## DIRECTIONS FOR THIS TASK
Give every line back verbatim, dropping all images.
--- BEGIN ---
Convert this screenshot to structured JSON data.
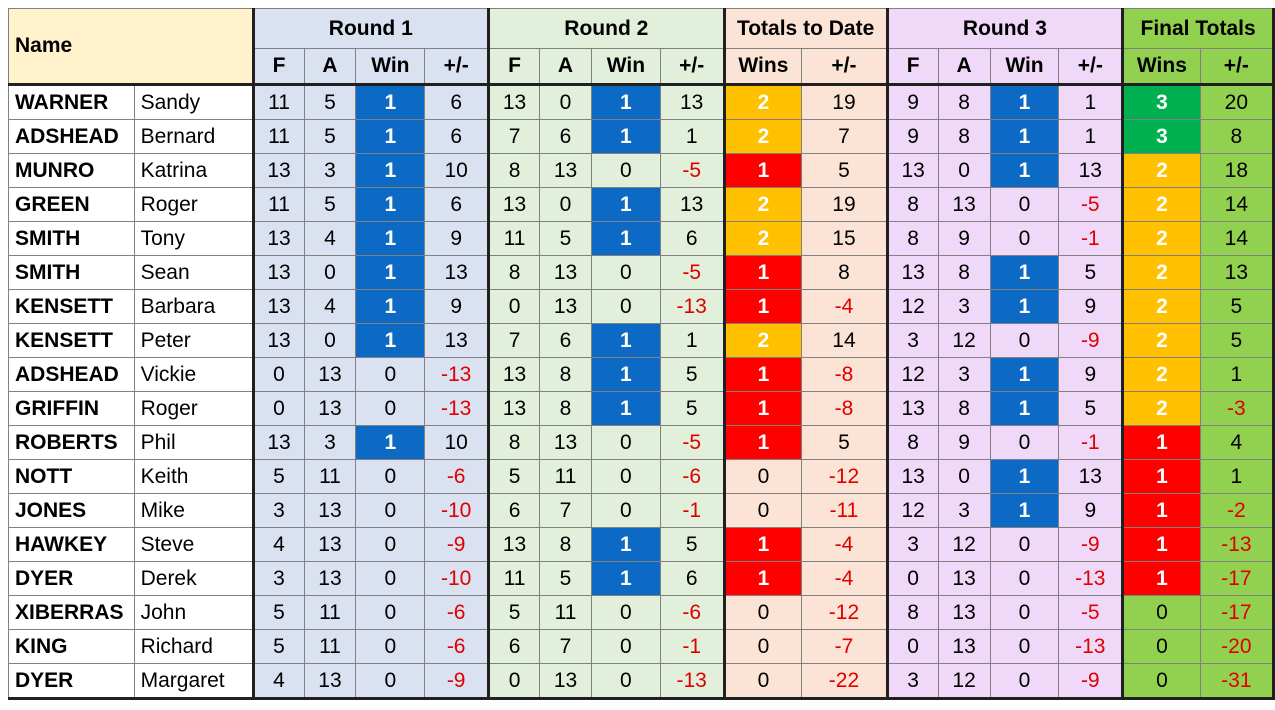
{
  "headers": {
    "name": "Name",
    "groups": [
      "Round 1",
      "Round 2",
      "Totals to Date",
      "Round 3",
      "Final Totals"
    ],
    "round_cols": [
      "F",
      "A",
      "Win",
      "+/-"
    ],
    "total_cols": [
      "Wins",
      "+/-"
    ]
  },
  "colors": {
    "win_blue": "#0d6ac4",
    "wins_orange": "#ffc000",
    "wins_red": "#ff0000",
    "wins_green": "#00b050",
    "negative_text": "#e00000",
    "round1_bg": "#dae1f0",
    "round2_bg": "#e2efda",
    "totals_bg": "#fbe4d5",
    "round3_bg": "#f0d9f8",
    "final_bg": "#92d050",
    "name_header_bg": "#fff2cc"
  },
  "rows": [
    {
      "surname": "WARNER",
      "first": "Sandy",
      "r1": [
        11,
        5,
        1,
        6
      ],
      "r2": [
        13,
        0,
        1,
        13
      ],
      "tot": [
        2,
        19
      ],
      "r3": [
        9,
        8,
        1,
        1
      ],
      "fin": [
        3,
        20
      ]
    },
    {
      "surname": "ADSHEAD",
      "first": "Bernard",
      "r1": [
        11,
        5,
        1,
        6
      ],
      "r2": [
        7,
        6,
        1,
        1
      ],
      "tot": [
        2,
        7
      ],
      "r3": [
        9,
        8,
        1,
        1
      ],
      "fin": [
        3,
        8
      ]
    },
    {
      "surname": "MUNRO",
      "first": "Katrina",
      "r1": [
        13,
        3,
        1,
        10
      ],
      "r2": [
        8,
        13,
        0,
        -5
      ],
      "tot": [
        1,
        5
      ],
      "r3": [
        13,
        0,
        1,
        13
      ],
      "fin": [
        2,
        18
      ]
    },
    {
      "surname": "GREEN",
      "first": "Roger",
      "r1": [
        11,
        5,
        1,
        6
      ],
      "r2": [
        13,
        0,
        1,
        13
      ],
      "tot": [
        2,
        19
      ],
      "r3": [
        8,
        13,
        0,
        -5
      ],
      "fin": [
        2,
        14
      ]
    },
    {
      "surname": "SMITH",
      "first": "Tony",
      "r1": [
        13,
        4,
        1,
        9
      ],
      "r2": [
        11,
        5,
        1,
        6
      ],
      "tot": [
        2,
        15
      ],
      "r3": [
        8,
        9,
        0,
        -1
      ],
      "fin": [
        2,
        14
      ]
    },
    {
      "surname": "SMITH",
      "first": "Sean",
      "r1": [
        13,
        0,
        1,
        13
      ],
      "r2": [
        8,
        13,
        0,
        -5
      ],
      "tot": [
        1,
        8
      ],
      "r3": [
        13,
        8,
        1,
        5
      ],
      "fin": [
        2,
        13
      ]
    },
    {
      "surname": "KENSETT",
      "first": "Barbara",
      "r1": [
        13,
        4,
        1,
        9
      ],
      "r2": [
        0,
        13,
        0,
        -13
      ],
      "tot": [
        1,
        -4
      ],
      "r3": [
        12,
        3,
        1,
        9
      ],
      "fin": [
        2,
        5
      ]
    },
    {
      "surname": "KENSETT",
      "first": "Peter",
      "r1": [
        13,
        0,
        1,
        13
      ],
      "r2": [
        7,
        6,
        1,
        1
      ],
      "tot": [
        2,
        14
      ],
      "r3": [
        3,
        12,
        0,
        -9
      ],
      "fin": [
        2,
        5
      ]
    },
    {
      "surname": "ADSHEAD",
      "first": "Vickie",
      "r1": [
        0,
        13,
        0,
        -13
      ],
      "r2": [
        13,
        8,
        1,
        5
      ],
      "tot": [
        1,
        -8
      ],
      "r3": [
        12,
        3,
        1,
        9
      ],
      "fin": [
        2,
        1
      ]
    },
    {
      "surname": "GRIFFIN",
      "first": "Roger",
      "r1": [
        0,
        13,
        0,
        -13
      ],
      "r2": [
        13,
        8,
        1,
        5
      ],
      "tot": [
        1,
        -8
      ],
      "r3": [
        13,
        8,
        1,
        5
      ],
      "fin": [
        2,
        -3
      ]
    },
    {
      "surname": "ROBERTS",
      "first": "Phil",
      "r1": [
        13,
        3,
        1,
        10
      ],
      "r2": [
        8,
        13,
        0,
        -5
      ],
      "tot": [
        1,
        5
      ],
      "r3": [
        8,
        9,
        0,
        -1
      ],
      "fin": [
        1,
        4
      ]
    },
    {
      "surname": "NOTT",
      "first": "Keith",
      "r1": [
        5,
        11,
        0,
        -6
      ],
      "r2": [
        5,
        11,
        0,
        -6
      ],
      "tot": [
        0,
        -12
      ],
      "r3": [
        13,
        0,
        1,
        13
      ],
      "fin": [
        1,
        1
      ]
    },
    {
      "surname": "JONES",
      "first": "Mike",
      "r1": [
        3,
        13,
        0,
        -10
      ],
      "r2": [
        6,
        7,
        0,
        -1
      ],
      "tot": [
        0,
        -11
      ],
      "r3": [
        12,
        3,
        1,
        9
      ],
      "fin": [
        1,
        -2
      ]
    },
    {
      "surname": "HAWKEY",
      "first": "Steve",
      "r1": [
        4,
        13,
        0,
        -9
      ],
      "r2": [
        13,
        8,
        1,
        5
      ],
      "tot": [
        1,
        -4
      ],
      "r3": [
        3,
        12,
        0,
        -9
      ],
      "fin": [
        1,
        -13
      ]
    },
    {
      "surname": "DYER",
      "first": "Derek",
      "r1": [
        3,
        13,
        0,
        -10
      ],
      "r2": [
        11,
        5,
        1,
        6
      ],
      "tot": [
        1,
        -4
      ],
      "r3": [
        0,
        13,
        0,
        -13
      ],
      "fin": [
        1,
        -17
      ]
    },
    {
      "surname": "XIBERRAS",
      "first": "John",
      "r1": [
        5,
        11,
        0,
        -6
      ],
      "r2": [
        5,
        11,
        0,
        -6
      ],
      "tot": [
        0,
        -12
      ],
      "r3": [
        8,
        13,
        0,
        -5
      ],
      "fin": [
        0,
        -17
      ]
    },
    {
      "surname": "KING",
      "first": "Richard",
      "r1": [
        5,
        11,
        0,
        -6
      ],
      "r2": [
        6,
        7,
        0,
        -1
      ],
      "tot": [
        0,
        -7
      ],
      "r3": [
        0,
        13,
        0,
        -13
      ],
      "fin": [
        0,
        -20
      ]
    },
    {
      "surname": "DYER",
      "first": "Margaret",
      "r1": [
        4,
        13,
        0,
        -9
      ],
      "r2": [
        0,
        13,
        0,
        -13
      ],
      "tot": [
        0,
        -22
      ],
      "r3": [
        3,
        12,
        0,
        -9
      ],
      "fin": [
        0,
        -31
      ]
    }
  ]
}
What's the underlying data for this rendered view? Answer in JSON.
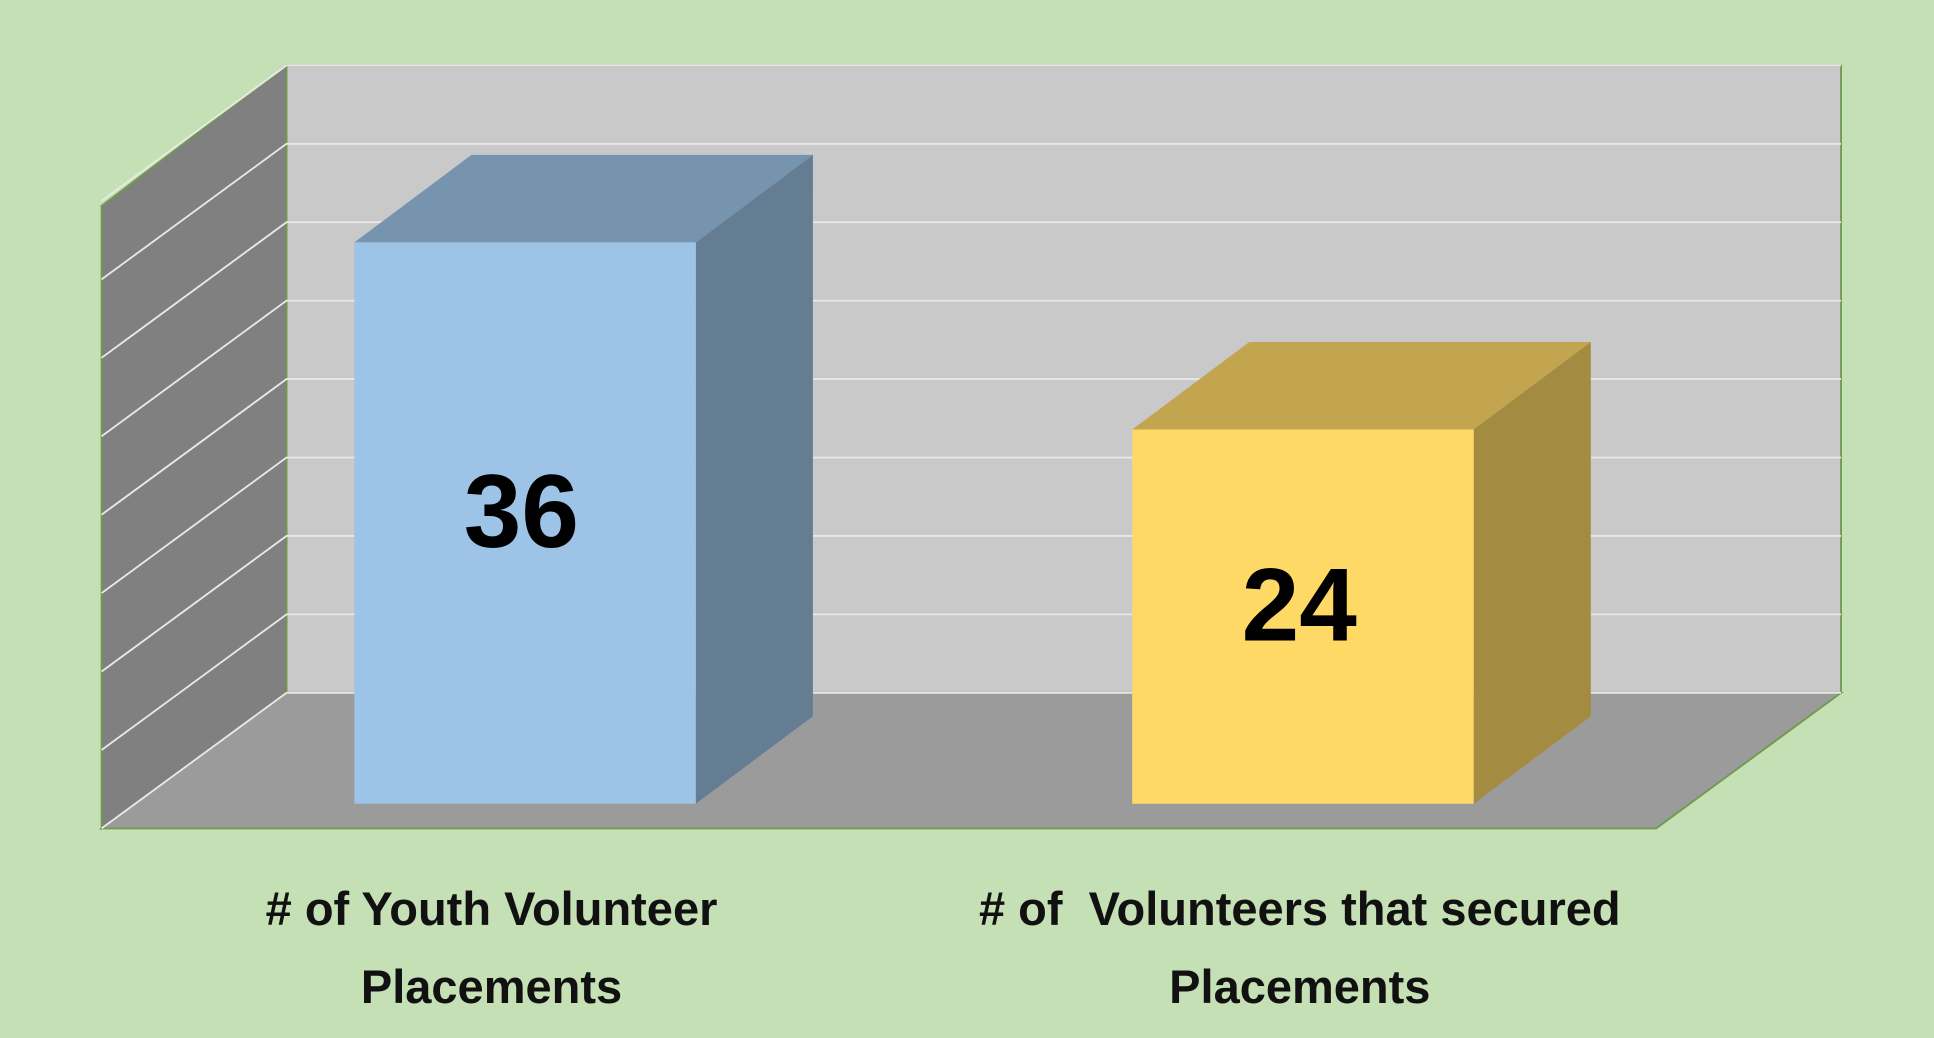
{
  "chart_data": {
    "type": "bar",
    "categories": [
      "# of Youth Volunteer Placements",
      "# of  Volunteers that secured Placements"
    ],
    "values": [
      36,
      24
    ],
    "colors": [
      "#9dc3e6",
      "#ffd966"
    ],
    "ylim": [
      0,
      40
    ],
    "yticks": [
      0,
      5,
      10,
      15,
      20,
      25,
      30,
      35,
      40
    ],
    "grid": true
  }
}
--- END ---
## TASK RESPONSE
Convert this screenshot to structured JSON data.
{
  "headers": {
    "name": "Name",
    "groups": [
      "Round 1",
      "Round 2",
      "Totals to Date",
      "Round 3",
      "Final Totals"
    ],
    "round_cols": [
      "F",
      "A",
      "Win",
      "+/-"
    ],
    "total_cols": [
      "Wins",
      "+/-"
    ]
  },
  "colors": {
    "win_blue": "#0d6ac4",
    "wins_orange": "#ffc000",
    "wins_red": "#ff0000",
    "wins_green": "#00b050",
    "negative_text": "#e00000",
    "round1_bg": "#dae1f0",
    "round2_bg": "#e2efda",
    "totals_bg": "#fbe4d5",
    "round3_bg": "#f0d9f8",
    "final_bg": "#92d050",
    "name_header_bg": "#fff2cc"
  },
  "rows": [
    {
      "surname": "WARNER",
      "first": "Sandy",
      "r1": [
        11,
        5,
        1,
        6
      ],
      "r2": [
        13,
        0,
        1,
        13
      ],
      "tot": [
        2,
        19
      ],
      "r3": [
        9,
        8,
        1,
        1
      ],
      "fin": [
        3,
        20
      ]
    },
    {
      "surname": "ADSHEAD",
      "first": "Bernard",
      "r1": [
        11,
        5,
        1,
        6
      ],
      "r2": [
        7,
        6,
        1,
        1
      ],
      "tot": [
        2,
        7
      ],
      "r3": [
        9,
        8,
        1,
        1
      ],
      "fin": [
        3,
        8
      ]
    },
    {
      "surname": "MUNRO",
      "first": "Katrina",
      "r1": [
        13,
        3,
        1,
        10
      ],
      "r2": [
        8,
        13,
        0,
        -5
      ],
      "tot": [
        1,
        5
      ],
      "r3": [
        13,
        0,
        1,
        13
      ],
      "fin": [
        2,
        18
      ]
    },
    {
      "surname": "GREEN",
      "first": "Roger",
      "r1": [
        11,
        5,
        1,
        6
      ],
      "r2": [
        13,
        0,
        1,
        13
      ],
      "tot": [
        2,
        19
      ],
      "r3": [
        8,
        13,
        0,
        -5
      ],
      "fin": [
        2,
        14
      ]
    },
    {
      "surname": "SMITH",
      "first": "Tony",
      "r1": [
        13,
        4,
        1,
        9
      ],
      "r2": [
        11,
        5,
        1,
        6
      ],
      "tot": [
        2,
        15
      ],
      "r3": [
        8,
        9,
        0,
        -1
      ],
      "fin": [
        2,
        14
      ]
    },
    {
      "surname": "SMITH",
      "first": "Sean",
      "r1": [
        13,
        0,
        1,
        13
      ],
      "r2": [
        8,
        13,
        0,
        -5
      ],
      "tot": [
        1,
        8
      ],
      "r3": [
        13,
        8,
        1,
        5
      ],
      "fin": [
        2,
        13
      ]
    },
    {
      "surname": "KENSETT",
      "first": "Barbara",
      "r1": [
        13,
        4,
        1,
        9
      ],
      "r2": [
        0,
        13,
        0,
        -13
      ],
      "tot": [
        1,
        -4
      ],
      "r3": [
        12,
        3,
        1,
        9
      ],
      "fin": [
        2,
        5
      ]
    },
    {
      "surname": "KENSETT",
      "first": "Peter",
      "r1": [
        13,
        0,
        1,
        13
      ],
      "r2": [
        7,
        6,
        1,
        1
      ],
      "tot": [
        2,
        14
      ],
      "r3": [
        3,
        12,
        0,
        -9
      ],
      "fin": [
        2,
        5
      ]
    },
    {
      "surname": "ADSHEAD",
      "first": "Vickie",
      "r1": [
        0,
        13,
        0,
        -13
      ],
      "r2": [
        13,
        8,
        1,
        5
      ],
      "tot": [
        1,
        -8
      ],
      "r3": [
        12,
        3,
        1,
        9
      ],
      "fin": [
        2,
        1
      ]
    },
    {
      "surname": "GRIFFIN",
      "first": "Roger",
      "r1": [
        0,
        13,
        0,
        -13
      ],
      "r2": [
        13,
        8,
        1,
        5
      ],
      "tot": [
        1,
        -8
      ],
      "r3": [
        13,
        8,
        1,
        5
      ],
      "fin": [
        2,
        -3
      ]
    },
    {
      "surname": "ROBERTS",
      "first": "Phil",
      "r1": [
        13,
        3,
        1,
        10
      ],
      "r2": [
        8,
        13,
        0,
        -5
      ],
      "tot": [
        1,
        5
      ],
      "r3": [
        8,
        9,
        0,
        -1
      ],
      "fin": [
        1,
        4
      ]
    },
    {
      "surname": "NOTT",
      "first": "Keith",
      "r1": [
        5,
        11,
        0,
        -6
      ],
      "r2": [
        5,
        11,
        0,
        -6
      ],
      "tot": [
        0,
        -12
      ],
      "r3": [
        13,
        0,
        1,
        13
      ],
      "fin": [
        1,
        1
      ]
    },
    {
      "surname": "JONES",
      "first": "Mike",
      "r1": [
        3,
        13,
        0,
        -10
      ],
      "r2": [
        6,
        7,
        0,
        -1
      ],
      "tot": [
        0,
        -11
      ],
      "r3": [
        12,
        3,
        1,
        9
      ],
      "fin": [
        1,
        -2
      ]
    },
    {
      "surname": "HAWKEY",
      "first": "Steve",
      "r1": [
        4,
        13,
        0,
        -9
      ],
      "r2": [
        13,
        8,
        1,
        5
      ],
      "tot": [
        1,
        -4
      ],
      "r3": [
        3,
        12,
        0,
        -9
      ],
      "fin": [
        1,
        -13
      ]
    },
    {
      "surname": "DYER",
      "first": "Derek",
      "r1": [
        3,
        13,
        0,
        -10
      ],
      "r2": [
        11,
        5,
        1,
        6
      ],
      "tot": [
        1,
        -4
      ],
      "r3": [
        0,
        13,
        0,
        -13
      ],
      "fin": [
        1,
        -17
      ]
    },
    {
      "surname": "XIBERRAS",
      "first": "John",
      "r1": [
        5,
        11,
        0,
        -6
      ],
      "r2": [
        5,
        11,
        0,
        -6
      ],
      "tot": [
        0,
        -12
      ],
      "r3": [
        8,
        13,
        0,
        -5
      ],
      "fin": [
        0,
        -17
      ]
    },
    {
      "surname": "KING",
      "first": "Richard",
      "r1": [
        5,
        11,
        0,
        -6
      ],
      "r2": [
        6,
        7,
        0,
        -1
      ],
      "tot": [
        0,
        -7
      ],
      "r3": [
        0,
        13,
        0,
        -13
      ],
      "fin": [
        0,
        -20
      ]
    },
    {
      "surname": "DYER",
      "first": "Margaret",
      "r1": [
        4,
        13,
        0,
        -9
      ],
      "r2": [
        0,
        13,
        0,
        -13
      ],
      "tot": [
        0,
        -22
      ],
      "r3": [
        3,
        12,
        0,
        -9
      ],
      "fin": [
        0,
        -31
      ]
    }
  ]
}
What's the underlying data for this rendered view? Answer in JSON.
{
  "chart_data": {
    "type": "bar",
    "categories": [
      "# of Youth Volunteer Placements",
      "# of  Volunteers that secured Placements"
    ],
    "values": [
      36,
      24
    ],
    "colors": [
      "#9dc3e6",
      "#ffd966"
    ],
    "ylim": [
      0,
      40
    ],
    "yticks": [
      0,
      5,
      10,
      15,
      20,
      25,
      30,
      35,
      40
    ],
    "grid": true
  }
}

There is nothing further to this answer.